# Stored data
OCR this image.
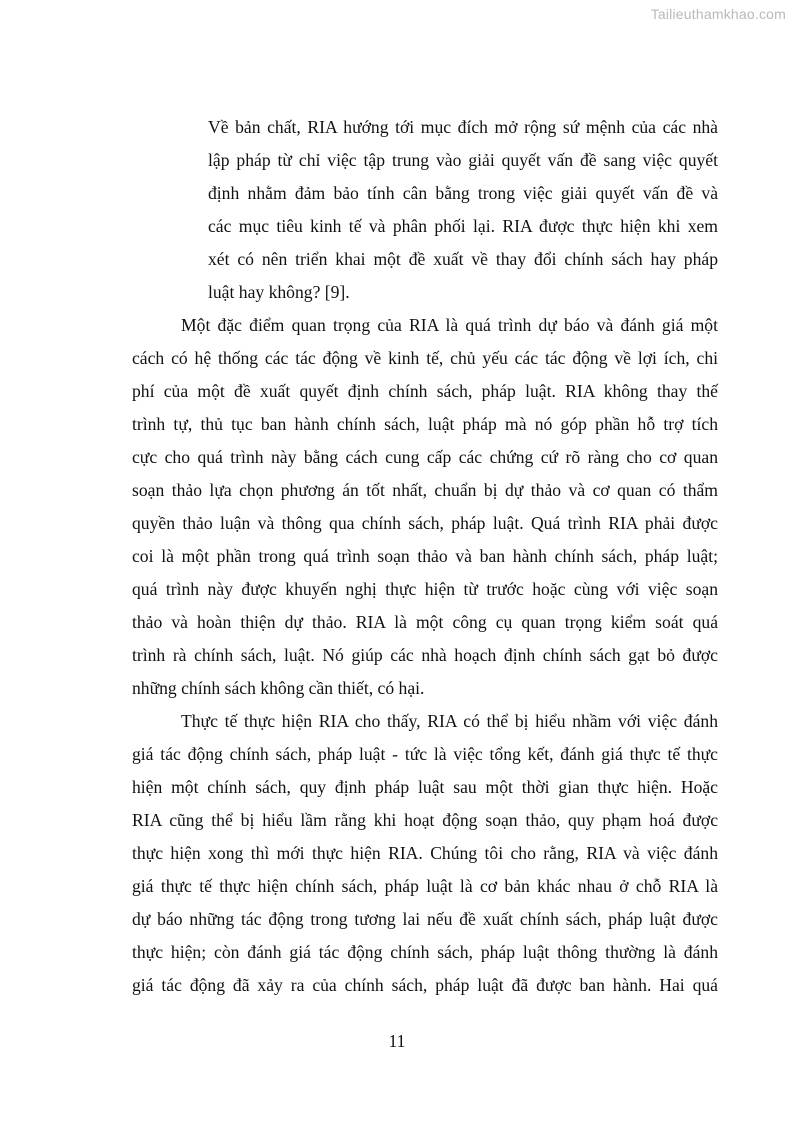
Tailieuthamkhao.com
Về bản chất, RIA hướng tới mục đích mở rộng sứ mệnh của các nhà
lập pháp từ chỉ việc tập trung vào giải quyết vấn đề sang việc quyết
định nhằm đảm bảo tính cân bằng trong việc giải quyết vấn đề và
các mục tiêu kinh tế và phân phối lại. RIA được thực hiện khi xem
xét có nên triển khai một đề xuất về thay đổi chính sách hay pháp
luật hay không? [9].
Một đặc điểm quan trọng của RIA là quá trình dự báo và đánh giá một
cách có hệ thống các tác động về kinh tế, chủ yếu các tác động về lợi ích, chi
phí của một đề xuất quyết định chính sách, pháp luật. RIA không thay thế
trình tự, thủ tục ban hành chính sách, luật pháp mà nó góp phần hỗ trợ tích
cực cho quá trình này bằng cách cung cấp các chứng cứ rõ ràng cho cơ quan
soạn thảo lựa chọn phương án tốt nhất, chuẩn bị dự thảo và cơ quan có thẩm
quyền thảo luận và thông qua chính sách, pháp luật. Quá trình RIA phải được
coi là một phần trong quá trình soạn thảo và ban hành chính sách, pháp luật;
quá trình này được khuyến nghị thực hiện từ trước hoặc cùng với việc soạn
thảo và hoàn thiện dự thảo. RIA là một công cụ quan trọng kiểm soát quá
trình rà chính sách, luật. Nó giúp các nhà hoạch định chính sách gạt bỏ được
những chính sách không cần thiết, có hại.
Thực tế thực hiện RIA cho thấy, RIA có thể bị hiểu nhầm với việc đánh
giá tác động chính sách, pháp luật - tức là việc tổng kết, đánh giá thực tế thực
hiện một chính sách, quy định pháp luật sau một thời gian thực hiện. Hoặc
RIA cũng thể bị hiểu lầm rằng khi hoạt động soạn thảo, quy phạm hoá được
thực hiện xong thì mới thực hiện RIA. Chúng tôi cho rằng, RIA và việc đánh
giá thực tế thực hiện chính sách, pháp luật là cơ bản khác nhau ở chỗ RIA là
dự báo những tác động trong tương lai nếu đề xuất chính sách, pháp luật được
thực hiện; còn đánh giá tác động chính sách, pháp luật thông thường là đánh
giá tác động đã xảy ra của chính sách, pháp luật đã được ban hành. Hai quá
11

# Task
Collect each line containing the string "xuất".

# Problem solution
xét có nên triển khai một đề xuất về thay đổi chính sách hay pháp
phí của một đề xuất quyết định chính sách, pháp luật. RIA không thay thế
dự báo những tác động trong tương lai nếu đề xuất chính sách, pháp luật được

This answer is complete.